#### Provided passage

Abstract
In Arabidopsis thaliana, abundant 24 nucleotide small interfering RNAs (24 nt siRNA) guide the cytosine methylation and silencing of transposons and a subset of genes. 24 nt siRNA biogenesis requires nuclear RNA polymerase IV (Pol IV), RNA-dependent RNA polymerase 2 (RDR2) and DICER-like 3 (DCL3). However, siRNA precursors are mostly undefined. We identified Pol IV and RDR2-dependent RNAs (P4R2 RNAs) that accumulate in dcl3 mutants and are diced into 24 nt RNAs by DCL3 in vitro. P4R2 RNAs are mostly 26-45 nt and initiate with a purine adjacent to a pyrimidine, characteristics shared by Pol IV transcripts generated in vitro. RDR2 terminal transferase activity, also demonstrated in vitro, may account for occasional non-templated nucleotides at P4R2 RNA 3' termini. The 24 nt siRNAs primarily correspond to the 5' or 3' ends of P4R2 RNAs, suggesting a model whereby siRNAs are generated from either end of P4R2 duplexes by single dicing events.
Highlights
In plants, transposable elements, transgenes, repetitive sequences and endogenous genes can be transcriptionally silenced by RNA-directed DNA methylation (Matzke and Mosher, 2014; Pikaard et al, 2013; Wierzbicki, 2012; Zhang and Zhu, 2011)

########

▶ [Problem details]
Using the passage on 24 nt siRNA biogenesis, answer these questions:
(a) Which three enzymes does 24 nt siRNA biogenesis require?
(b) What length are most P4R2 RNAs?
(c) Which four kinds of sequences can RNA-directed DNA methylation transcriptionally silence in plants?

#### Data listing

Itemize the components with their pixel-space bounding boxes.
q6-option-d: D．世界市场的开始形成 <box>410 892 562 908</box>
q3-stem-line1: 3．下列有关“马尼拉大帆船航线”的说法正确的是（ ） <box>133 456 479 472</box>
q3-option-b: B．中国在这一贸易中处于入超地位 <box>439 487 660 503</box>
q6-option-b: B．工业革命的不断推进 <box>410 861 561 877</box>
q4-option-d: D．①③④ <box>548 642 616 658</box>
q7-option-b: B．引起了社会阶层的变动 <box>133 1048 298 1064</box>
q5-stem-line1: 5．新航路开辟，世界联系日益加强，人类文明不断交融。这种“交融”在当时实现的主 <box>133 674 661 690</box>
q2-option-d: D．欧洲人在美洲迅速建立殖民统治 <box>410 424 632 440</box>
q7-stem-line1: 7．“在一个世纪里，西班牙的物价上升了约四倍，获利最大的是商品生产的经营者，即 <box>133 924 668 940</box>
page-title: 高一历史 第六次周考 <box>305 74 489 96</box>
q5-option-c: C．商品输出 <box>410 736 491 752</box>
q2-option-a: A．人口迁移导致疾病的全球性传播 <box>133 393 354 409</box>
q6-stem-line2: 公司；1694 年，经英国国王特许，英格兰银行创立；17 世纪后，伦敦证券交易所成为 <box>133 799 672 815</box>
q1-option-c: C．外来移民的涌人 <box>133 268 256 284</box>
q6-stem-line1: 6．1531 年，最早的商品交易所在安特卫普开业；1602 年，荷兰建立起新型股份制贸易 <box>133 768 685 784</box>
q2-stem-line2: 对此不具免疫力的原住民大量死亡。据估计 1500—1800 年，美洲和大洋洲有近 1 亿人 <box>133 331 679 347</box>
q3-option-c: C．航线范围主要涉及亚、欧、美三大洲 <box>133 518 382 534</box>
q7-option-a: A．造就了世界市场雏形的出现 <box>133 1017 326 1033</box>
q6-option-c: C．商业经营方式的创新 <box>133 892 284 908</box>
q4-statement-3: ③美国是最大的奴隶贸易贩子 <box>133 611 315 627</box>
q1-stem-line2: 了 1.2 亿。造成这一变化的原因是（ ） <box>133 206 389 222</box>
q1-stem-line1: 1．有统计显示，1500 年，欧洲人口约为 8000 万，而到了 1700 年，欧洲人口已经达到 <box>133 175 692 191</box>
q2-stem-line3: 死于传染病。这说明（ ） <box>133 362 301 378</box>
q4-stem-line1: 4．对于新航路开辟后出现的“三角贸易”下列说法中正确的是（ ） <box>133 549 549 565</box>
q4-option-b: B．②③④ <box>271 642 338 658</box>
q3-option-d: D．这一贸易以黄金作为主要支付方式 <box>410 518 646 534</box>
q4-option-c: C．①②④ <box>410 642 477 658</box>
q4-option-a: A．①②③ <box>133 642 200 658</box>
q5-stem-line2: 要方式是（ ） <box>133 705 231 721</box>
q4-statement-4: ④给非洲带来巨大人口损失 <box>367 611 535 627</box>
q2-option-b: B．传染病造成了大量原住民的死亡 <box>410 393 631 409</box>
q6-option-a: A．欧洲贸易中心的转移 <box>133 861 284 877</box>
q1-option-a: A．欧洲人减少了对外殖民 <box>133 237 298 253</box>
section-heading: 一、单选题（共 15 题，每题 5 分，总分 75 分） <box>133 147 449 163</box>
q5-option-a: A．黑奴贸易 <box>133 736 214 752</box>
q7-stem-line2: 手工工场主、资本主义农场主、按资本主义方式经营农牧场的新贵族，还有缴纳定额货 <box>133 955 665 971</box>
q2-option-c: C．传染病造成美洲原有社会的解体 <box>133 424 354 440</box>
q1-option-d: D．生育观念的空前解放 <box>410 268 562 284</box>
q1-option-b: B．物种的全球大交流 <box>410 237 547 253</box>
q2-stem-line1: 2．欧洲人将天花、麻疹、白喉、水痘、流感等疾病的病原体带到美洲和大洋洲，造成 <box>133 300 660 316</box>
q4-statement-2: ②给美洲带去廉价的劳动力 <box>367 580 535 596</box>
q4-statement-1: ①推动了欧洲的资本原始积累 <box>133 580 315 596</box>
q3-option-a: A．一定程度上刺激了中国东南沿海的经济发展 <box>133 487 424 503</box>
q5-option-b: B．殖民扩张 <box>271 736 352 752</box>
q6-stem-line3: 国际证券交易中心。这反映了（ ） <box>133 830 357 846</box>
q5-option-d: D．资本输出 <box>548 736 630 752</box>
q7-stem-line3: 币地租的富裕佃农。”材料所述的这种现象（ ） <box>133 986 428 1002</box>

########

▶ [Written reply]
(a) Nuclear RNA polymerase IV (Pol IV), RNA-dependent RNA polymerase 2 (RDR2) and DICER-like 3 (DCL3).
(b) Mostly 26-45 nt.
(c) Transposable elements, transgenes, repetitive sequences and endogenous genes.